--- Begin Records to process ---
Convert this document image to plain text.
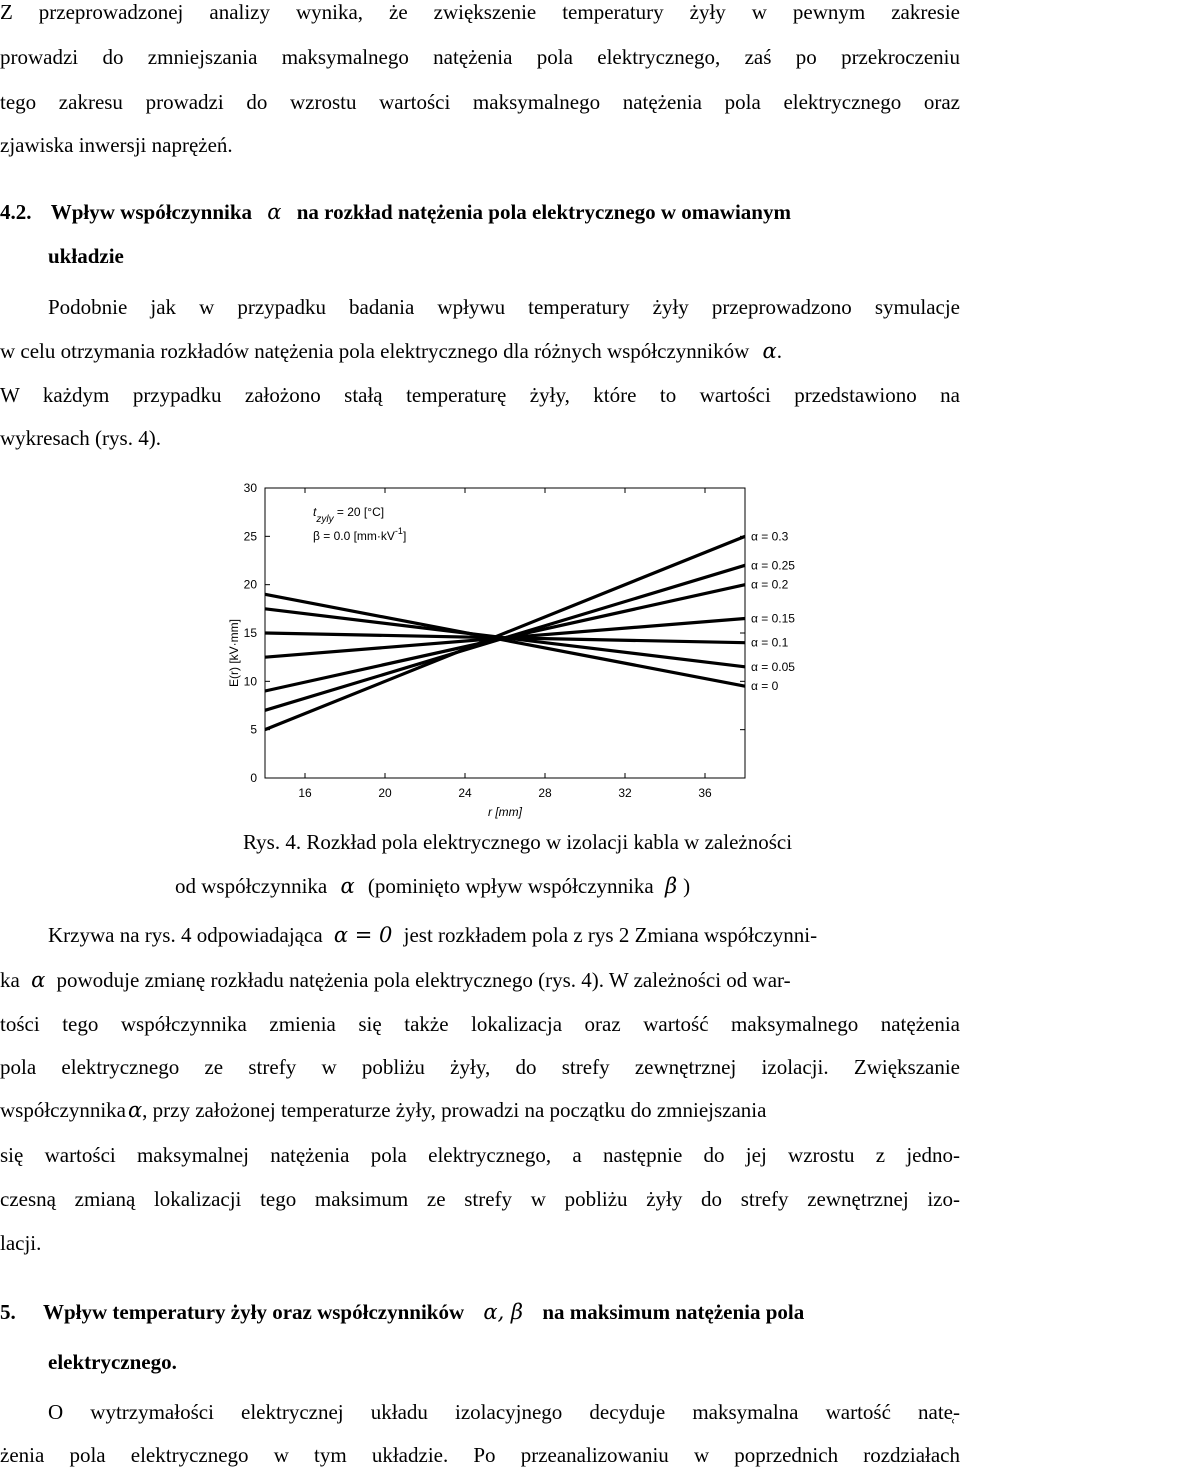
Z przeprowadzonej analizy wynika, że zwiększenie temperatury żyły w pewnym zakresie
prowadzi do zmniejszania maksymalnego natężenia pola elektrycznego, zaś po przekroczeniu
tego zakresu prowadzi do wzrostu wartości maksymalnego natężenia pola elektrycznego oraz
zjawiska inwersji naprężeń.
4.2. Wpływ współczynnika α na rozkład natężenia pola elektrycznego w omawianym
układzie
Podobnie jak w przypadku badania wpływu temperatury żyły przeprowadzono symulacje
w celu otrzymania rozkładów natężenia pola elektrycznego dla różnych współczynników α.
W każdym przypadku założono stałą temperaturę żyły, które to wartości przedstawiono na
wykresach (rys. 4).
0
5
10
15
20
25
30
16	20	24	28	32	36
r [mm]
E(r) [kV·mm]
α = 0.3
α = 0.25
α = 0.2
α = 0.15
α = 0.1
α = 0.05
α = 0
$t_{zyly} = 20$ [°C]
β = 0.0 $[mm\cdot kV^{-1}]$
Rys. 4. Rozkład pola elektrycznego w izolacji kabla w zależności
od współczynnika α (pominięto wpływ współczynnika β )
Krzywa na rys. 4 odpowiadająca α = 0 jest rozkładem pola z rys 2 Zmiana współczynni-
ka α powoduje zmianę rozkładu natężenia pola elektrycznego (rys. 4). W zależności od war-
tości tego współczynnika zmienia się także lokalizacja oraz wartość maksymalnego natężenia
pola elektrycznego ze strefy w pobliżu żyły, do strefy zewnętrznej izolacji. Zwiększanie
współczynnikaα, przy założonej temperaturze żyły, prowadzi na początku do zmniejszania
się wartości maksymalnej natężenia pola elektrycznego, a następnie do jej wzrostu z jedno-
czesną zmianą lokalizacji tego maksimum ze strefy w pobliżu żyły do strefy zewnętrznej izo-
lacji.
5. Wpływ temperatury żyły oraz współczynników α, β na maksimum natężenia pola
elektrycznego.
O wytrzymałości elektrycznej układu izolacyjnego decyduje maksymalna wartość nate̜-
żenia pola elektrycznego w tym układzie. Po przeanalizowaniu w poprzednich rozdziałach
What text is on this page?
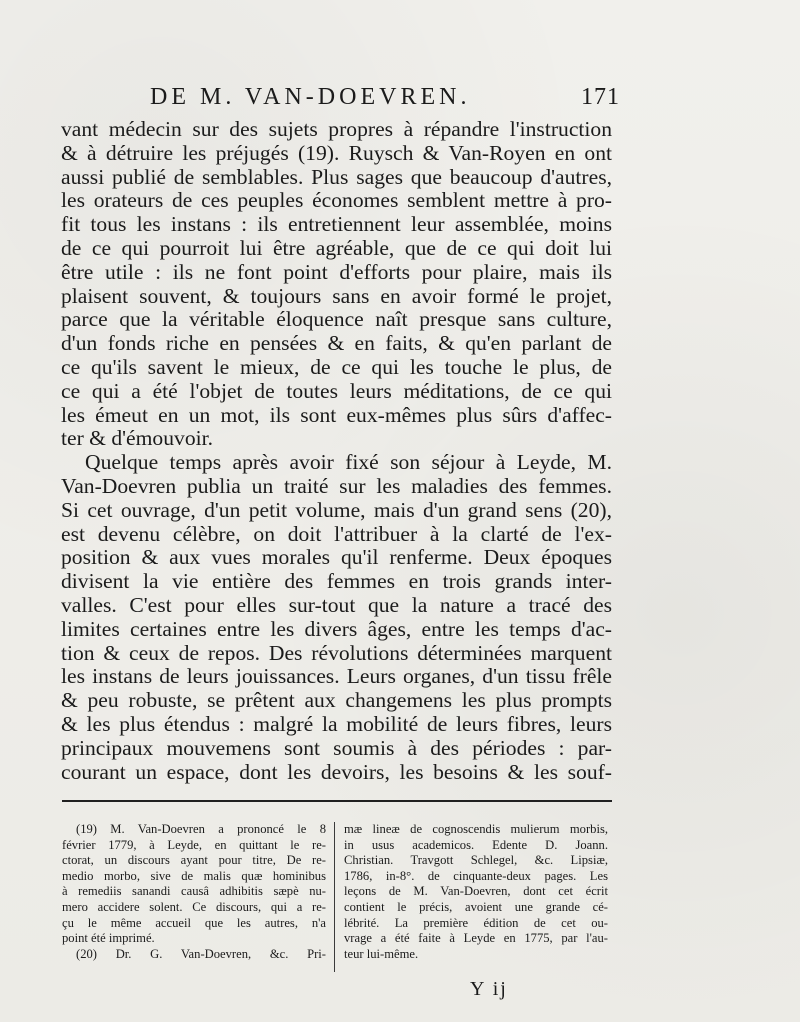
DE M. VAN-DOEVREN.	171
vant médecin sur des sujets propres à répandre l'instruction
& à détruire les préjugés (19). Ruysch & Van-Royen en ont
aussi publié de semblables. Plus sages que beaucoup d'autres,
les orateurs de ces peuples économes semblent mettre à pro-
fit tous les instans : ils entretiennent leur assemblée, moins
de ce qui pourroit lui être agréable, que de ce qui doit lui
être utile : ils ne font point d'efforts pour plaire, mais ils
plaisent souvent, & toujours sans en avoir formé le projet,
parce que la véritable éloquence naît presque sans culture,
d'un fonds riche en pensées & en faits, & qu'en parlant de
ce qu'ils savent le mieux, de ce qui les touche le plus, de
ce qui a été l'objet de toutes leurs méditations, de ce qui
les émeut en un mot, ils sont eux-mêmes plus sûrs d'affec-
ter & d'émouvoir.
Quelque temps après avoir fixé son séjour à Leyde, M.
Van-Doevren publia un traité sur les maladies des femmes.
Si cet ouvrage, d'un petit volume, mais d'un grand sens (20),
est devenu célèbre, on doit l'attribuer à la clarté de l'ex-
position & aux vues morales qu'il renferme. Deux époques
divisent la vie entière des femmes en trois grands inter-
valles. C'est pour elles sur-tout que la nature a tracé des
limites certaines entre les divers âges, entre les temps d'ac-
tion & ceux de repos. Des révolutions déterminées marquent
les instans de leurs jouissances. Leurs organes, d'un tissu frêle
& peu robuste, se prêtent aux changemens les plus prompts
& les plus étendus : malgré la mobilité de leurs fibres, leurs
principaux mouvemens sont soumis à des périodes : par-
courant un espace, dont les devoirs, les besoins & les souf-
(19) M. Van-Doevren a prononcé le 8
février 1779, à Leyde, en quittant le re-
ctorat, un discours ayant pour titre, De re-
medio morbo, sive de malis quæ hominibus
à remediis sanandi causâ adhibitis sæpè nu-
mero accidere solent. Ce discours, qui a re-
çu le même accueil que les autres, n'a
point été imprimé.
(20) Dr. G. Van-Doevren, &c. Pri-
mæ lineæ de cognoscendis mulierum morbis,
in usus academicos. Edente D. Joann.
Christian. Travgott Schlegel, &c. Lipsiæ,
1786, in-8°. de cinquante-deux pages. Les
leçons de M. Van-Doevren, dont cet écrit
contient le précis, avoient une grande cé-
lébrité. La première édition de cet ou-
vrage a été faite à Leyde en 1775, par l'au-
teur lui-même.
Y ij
--- End Records to process ---
The request: Copy all lines from the entries that contain the word "zależności".

Response for this exercise:
Rys. 4. Rozkład pola elektrycznego w izolacji kabla w zależności
ka α powoduje zmianę rozkładu natężenia pola elektrycznego (rys. 4). W zależności od war-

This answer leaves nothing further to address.